━━━━━ Data shown ━━━━━
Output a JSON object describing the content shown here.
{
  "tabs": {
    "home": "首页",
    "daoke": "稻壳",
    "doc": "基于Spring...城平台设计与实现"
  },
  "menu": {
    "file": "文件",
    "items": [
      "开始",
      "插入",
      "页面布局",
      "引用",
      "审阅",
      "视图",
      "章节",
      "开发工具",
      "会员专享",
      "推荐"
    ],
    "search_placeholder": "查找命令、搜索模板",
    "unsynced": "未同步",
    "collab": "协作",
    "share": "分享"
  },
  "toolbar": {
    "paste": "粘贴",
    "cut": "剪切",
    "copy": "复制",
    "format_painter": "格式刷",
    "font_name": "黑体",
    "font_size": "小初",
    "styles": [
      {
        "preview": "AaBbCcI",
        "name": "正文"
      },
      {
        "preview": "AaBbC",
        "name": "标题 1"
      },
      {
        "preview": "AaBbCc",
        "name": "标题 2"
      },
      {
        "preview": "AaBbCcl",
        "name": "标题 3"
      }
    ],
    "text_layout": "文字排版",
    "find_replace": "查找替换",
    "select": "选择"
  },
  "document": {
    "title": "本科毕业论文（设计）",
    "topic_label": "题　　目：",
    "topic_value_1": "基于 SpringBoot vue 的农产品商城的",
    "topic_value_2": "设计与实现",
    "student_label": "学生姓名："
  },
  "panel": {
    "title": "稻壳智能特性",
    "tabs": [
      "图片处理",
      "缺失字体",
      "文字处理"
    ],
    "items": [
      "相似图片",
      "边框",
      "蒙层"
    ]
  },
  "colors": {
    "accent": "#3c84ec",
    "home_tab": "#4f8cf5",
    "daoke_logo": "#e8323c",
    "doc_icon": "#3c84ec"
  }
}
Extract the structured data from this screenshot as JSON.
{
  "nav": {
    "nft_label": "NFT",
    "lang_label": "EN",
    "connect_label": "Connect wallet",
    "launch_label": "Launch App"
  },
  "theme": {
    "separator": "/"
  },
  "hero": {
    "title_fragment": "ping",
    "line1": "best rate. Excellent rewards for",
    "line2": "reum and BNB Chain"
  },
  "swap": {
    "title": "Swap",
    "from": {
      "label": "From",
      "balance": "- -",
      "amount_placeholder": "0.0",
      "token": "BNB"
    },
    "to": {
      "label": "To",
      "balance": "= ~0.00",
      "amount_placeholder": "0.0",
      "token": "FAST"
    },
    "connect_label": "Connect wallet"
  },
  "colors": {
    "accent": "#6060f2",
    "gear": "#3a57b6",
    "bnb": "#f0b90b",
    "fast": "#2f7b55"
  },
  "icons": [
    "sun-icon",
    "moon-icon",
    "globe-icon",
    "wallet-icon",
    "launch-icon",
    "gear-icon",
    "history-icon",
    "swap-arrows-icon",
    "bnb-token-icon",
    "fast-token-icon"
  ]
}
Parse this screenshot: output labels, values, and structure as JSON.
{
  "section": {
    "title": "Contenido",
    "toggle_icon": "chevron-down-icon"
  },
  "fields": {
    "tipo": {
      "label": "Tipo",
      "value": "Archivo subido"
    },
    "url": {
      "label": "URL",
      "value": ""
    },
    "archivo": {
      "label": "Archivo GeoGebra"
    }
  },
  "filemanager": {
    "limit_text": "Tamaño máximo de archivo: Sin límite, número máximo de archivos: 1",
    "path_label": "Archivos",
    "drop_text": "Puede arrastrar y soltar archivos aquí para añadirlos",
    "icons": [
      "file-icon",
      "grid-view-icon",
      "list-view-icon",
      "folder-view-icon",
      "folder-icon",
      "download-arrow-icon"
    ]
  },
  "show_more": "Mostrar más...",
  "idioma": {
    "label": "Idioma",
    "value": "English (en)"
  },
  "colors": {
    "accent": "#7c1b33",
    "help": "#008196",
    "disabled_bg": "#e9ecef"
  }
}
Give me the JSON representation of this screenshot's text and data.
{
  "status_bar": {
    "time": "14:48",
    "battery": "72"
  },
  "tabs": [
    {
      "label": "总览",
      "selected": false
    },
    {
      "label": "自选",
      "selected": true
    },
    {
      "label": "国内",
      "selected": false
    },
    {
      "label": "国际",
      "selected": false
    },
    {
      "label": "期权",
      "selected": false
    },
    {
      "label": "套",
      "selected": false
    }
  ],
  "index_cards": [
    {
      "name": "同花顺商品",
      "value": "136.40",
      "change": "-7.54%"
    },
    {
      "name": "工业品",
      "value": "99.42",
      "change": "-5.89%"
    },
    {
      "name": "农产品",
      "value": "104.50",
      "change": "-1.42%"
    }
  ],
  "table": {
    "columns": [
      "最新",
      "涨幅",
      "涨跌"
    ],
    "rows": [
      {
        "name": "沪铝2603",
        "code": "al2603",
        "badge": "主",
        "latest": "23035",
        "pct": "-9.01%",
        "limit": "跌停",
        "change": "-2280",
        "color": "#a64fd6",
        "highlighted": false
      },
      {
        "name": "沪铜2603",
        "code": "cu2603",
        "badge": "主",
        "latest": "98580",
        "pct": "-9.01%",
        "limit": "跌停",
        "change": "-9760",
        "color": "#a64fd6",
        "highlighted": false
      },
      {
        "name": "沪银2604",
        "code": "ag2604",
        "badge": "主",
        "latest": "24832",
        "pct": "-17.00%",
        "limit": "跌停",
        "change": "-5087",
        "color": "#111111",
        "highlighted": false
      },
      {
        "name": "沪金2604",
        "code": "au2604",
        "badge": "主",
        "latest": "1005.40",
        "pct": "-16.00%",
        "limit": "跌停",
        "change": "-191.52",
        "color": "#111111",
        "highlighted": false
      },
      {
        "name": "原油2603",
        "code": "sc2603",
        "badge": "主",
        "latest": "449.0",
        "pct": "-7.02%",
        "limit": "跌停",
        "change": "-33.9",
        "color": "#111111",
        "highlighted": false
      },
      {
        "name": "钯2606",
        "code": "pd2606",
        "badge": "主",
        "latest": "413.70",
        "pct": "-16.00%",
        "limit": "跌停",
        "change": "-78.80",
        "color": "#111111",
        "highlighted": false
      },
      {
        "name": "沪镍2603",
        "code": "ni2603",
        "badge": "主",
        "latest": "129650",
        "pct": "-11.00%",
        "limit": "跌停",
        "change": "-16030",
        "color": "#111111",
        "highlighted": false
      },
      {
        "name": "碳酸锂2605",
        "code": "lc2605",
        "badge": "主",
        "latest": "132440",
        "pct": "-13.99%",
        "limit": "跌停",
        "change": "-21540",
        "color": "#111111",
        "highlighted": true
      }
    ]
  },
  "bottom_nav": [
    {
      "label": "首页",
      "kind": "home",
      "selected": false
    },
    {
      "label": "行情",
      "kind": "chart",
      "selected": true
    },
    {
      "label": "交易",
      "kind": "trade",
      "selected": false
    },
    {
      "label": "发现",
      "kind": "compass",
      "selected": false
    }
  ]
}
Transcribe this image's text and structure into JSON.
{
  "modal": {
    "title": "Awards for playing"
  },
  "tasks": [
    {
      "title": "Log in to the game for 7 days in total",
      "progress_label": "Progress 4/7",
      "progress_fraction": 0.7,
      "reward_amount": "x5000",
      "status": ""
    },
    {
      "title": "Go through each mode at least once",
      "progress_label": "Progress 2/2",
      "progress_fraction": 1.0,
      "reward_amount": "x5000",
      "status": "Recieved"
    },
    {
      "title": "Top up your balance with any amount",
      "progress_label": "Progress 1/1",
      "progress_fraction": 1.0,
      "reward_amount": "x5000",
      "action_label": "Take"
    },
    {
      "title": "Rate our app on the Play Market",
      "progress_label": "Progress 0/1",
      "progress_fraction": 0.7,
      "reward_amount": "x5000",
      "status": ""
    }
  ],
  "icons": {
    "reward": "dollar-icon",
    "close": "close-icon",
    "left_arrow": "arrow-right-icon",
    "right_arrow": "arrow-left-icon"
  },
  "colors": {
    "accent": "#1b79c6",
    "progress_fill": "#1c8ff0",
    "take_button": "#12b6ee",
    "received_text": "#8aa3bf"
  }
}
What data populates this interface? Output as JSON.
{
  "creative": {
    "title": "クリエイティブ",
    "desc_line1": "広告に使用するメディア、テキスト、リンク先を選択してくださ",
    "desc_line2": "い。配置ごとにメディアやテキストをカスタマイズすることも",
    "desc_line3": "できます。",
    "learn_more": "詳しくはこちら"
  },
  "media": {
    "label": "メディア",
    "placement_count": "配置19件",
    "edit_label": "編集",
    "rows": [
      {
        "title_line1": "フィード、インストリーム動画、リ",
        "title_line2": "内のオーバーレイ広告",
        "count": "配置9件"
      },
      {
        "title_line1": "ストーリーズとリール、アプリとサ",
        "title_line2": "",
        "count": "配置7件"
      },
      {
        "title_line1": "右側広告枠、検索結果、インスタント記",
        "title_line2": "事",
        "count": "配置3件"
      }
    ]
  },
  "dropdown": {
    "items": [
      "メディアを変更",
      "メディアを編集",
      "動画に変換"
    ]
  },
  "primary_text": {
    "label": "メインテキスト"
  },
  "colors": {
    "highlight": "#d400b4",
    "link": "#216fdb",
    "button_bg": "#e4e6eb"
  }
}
━━━━━
▸ Set task: Identify and list each line with the word "this".

▸ Result:
Extract the structured data from this screenshot as JSON.
Parse this screenshot: output labels, values, and structure as JSON.
Give me the JSON representation of this screenshot's text and data.
Transcribe this image's text and structure into JSON.
What data populates this interface? Output as JSON.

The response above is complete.